## What this task involves
Review the material and extract every line in which the word "ſarà" occurs.

## Data for the task
>>>

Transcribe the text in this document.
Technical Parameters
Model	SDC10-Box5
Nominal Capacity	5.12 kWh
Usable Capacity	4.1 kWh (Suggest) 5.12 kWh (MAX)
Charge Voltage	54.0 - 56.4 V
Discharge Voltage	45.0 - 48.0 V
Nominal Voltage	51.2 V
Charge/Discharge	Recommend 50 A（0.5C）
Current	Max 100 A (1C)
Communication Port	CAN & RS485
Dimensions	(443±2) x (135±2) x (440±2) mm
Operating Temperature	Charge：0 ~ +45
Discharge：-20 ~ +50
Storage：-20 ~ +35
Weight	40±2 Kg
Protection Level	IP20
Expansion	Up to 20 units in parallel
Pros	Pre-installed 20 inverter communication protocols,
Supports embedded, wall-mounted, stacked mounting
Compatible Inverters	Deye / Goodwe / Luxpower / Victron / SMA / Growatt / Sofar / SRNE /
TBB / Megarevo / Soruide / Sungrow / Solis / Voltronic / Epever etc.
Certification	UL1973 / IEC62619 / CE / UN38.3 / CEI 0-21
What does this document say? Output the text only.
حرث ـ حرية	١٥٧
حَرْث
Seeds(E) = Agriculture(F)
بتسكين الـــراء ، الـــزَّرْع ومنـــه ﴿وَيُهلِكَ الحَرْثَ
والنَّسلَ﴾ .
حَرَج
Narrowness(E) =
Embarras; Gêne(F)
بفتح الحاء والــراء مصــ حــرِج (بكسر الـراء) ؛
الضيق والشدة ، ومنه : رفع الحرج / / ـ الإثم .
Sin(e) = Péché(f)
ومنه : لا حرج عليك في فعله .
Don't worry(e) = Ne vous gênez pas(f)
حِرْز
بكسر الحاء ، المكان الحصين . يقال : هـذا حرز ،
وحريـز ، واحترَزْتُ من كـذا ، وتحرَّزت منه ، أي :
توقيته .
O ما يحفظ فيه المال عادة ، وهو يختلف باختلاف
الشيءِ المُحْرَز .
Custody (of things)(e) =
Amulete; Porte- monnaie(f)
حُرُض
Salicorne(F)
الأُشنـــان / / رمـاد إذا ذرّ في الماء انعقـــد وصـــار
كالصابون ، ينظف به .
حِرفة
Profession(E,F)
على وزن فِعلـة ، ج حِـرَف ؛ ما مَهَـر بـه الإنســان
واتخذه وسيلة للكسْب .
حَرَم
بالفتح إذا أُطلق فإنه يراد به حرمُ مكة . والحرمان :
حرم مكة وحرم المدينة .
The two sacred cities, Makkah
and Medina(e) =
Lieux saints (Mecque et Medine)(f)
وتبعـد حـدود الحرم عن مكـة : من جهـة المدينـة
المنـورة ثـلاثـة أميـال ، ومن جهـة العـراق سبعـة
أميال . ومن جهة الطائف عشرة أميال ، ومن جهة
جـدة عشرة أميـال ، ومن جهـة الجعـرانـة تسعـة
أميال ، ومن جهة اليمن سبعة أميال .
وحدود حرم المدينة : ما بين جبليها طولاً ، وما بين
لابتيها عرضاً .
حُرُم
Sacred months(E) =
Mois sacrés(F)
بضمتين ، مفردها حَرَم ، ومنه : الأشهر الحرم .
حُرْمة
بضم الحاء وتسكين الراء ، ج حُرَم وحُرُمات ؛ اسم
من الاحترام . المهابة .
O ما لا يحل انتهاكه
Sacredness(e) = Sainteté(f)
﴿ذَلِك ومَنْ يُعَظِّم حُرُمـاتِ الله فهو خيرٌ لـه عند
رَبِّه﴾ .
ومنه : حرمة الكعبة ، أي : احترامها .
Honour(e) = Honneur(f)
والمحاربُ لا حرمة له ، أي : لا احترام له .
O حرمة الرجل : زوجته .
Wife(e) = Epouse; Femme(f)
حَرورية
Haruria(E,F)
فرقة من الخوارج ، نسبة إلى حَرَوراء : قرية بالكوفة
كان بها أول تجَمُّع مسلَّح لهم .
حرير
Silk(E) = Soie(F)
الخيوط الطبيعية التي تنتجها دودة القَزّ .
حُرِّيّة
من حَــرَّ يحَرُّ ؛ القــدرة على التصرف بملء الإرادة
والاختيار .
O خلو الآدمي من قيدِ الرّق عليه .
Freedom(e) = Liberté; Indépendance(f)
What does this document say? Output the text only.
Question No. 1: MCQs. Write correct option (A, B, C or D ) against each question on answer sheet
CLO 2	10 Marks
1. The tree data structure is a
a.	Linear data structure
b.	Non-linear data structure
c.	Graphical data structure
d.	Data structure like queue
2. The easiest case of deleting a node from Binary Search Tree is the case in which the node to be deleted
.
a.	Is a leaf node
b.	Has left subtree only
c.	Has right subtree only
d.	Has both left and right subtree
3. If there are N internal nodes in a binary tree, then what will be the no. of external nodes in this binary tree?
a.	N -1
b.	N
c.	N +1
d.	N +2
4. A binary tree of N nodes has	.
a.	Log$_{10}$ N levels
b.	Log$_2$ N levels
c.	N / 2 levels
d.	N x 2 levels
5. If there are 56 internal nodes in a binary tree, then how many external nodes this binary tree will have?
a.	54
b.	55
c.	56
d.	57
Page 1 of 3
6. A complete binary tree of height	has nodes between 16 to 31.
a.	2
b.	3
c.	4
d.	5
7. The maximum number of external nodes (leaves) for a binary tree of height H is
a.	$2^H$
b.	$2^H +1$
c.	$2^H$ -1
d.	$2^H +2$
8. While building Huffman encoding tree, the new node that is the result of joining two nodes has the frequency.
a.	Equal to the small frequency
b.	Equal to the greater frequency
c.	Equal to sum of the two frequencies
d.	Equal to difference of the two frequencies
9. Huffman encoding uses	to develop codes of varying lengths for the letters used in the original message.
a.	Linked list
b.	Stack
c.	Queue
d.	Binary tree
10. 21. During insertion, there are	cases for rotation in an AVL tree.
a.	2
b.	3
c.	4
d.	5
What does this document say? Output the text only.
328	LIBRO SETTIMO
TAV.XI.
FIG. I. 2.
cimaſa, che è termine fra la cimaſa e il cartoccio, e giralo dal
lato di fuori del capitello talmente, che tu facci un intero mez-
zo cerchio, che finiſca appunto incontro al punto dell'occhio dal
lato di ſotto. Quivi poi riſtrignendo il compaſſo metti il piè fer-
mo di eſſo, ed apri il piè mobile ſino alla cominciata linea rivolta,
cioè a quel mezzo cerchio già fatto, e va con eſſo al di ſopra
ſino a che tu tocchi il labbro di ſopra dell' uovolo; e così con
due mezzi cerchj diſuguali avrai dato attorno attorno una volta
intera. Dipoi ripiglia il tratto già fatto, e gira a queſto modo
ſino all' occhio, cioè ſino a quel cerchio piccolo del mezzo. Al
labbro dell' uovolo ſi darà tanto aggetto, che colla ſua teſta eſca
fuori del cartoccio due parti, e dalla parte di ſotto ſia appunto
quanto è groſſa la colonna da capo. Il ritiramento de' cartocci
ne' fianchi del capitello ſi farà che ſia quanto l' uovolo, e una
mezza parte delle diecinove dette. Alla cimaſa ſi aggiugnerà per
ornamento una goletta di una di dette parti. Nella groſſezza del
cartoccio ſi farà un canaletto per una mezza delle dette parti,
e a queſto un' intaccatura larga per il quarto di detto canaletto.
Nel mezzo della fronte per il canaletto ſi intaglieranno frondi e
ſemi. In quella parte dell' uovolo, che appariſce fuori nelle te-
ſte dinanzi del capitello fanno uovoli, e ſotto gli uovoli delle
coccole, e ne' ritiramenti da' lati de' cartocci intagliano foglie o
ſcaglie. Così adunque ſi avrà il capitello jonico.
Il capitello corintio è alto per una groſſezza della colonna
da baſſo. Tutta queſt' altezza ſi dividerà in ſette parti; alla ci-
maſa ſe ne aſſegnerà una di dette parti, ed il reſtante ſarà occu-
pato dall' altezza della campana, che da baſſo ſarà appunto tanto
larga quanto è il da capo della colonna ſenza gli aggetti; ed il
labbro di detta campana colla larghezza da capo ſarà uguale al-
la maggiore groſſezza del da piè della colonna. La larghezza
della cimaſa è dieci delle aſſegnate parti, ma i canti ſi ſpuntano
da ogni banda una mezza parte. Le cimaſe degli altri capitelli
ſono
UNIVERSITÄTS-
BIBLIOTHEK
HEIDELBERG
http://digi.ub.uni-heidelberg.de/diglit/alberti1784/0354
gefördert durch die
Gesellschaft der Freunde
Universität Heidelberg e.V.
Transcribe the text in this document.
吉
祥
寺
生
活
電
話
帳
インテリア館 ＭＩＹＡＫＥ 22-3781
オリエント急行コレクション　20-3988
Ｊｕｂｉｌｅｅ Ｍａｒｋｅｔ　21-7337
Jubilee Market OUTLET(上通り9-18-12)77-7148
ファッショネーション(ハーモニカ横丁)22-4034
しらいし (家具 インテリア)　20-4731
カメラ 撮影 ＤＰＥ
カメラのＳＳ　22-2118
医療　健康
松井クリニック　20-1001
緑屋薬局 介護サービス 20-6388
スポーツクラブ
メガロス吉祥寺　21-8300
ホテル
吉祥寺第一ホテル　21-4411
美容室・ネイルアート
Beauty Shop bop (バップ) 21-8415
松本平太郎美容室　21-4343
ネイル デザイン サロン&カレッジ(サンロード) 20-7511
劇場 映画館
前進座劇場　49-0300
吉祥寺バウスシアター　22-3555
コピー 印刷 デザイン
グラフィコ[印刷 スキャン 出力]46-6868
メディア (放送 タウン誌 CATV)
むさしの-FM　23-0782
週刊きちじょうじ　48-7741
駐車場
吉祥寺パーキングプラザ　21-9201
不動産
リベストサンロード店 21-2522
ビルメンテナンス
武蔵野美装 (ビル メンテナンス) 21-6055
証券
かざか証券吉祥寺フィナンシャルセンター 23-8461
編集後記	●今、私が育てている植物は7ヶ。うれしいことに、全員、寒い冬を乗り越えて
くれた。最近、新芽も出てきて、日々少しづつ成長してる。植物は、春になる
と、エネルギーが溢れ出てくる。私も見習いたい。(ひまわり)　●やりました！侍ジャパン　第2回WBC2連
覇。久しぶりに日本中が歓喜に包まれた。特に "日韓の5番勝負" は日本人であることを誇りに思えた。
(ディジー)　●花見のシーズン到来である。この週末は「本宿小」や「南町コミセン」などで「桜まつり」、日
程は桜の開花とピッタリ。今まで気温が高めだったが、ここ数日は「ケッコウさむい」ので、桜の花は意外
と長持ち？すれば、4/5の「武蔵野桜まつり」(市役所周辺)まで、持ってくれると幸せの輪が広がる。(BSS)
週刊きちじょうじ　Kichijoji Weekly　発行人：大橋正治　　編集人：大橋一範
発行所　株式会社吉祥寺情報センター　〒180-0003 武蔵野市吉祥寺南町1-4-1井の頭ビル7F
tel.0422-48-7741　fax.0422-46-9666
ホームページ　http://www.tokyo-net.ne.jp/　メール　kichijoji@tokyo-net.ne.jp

<<<

## The completed task
maſa ſe ne aſſegnerà una di dette parti, ed il reſtante ſarà occu-
pato dall' altezza della campana, che da baſſo ſarà appunto tanto
labbro di detta campana colla larghezza da capo ſarà uguale al-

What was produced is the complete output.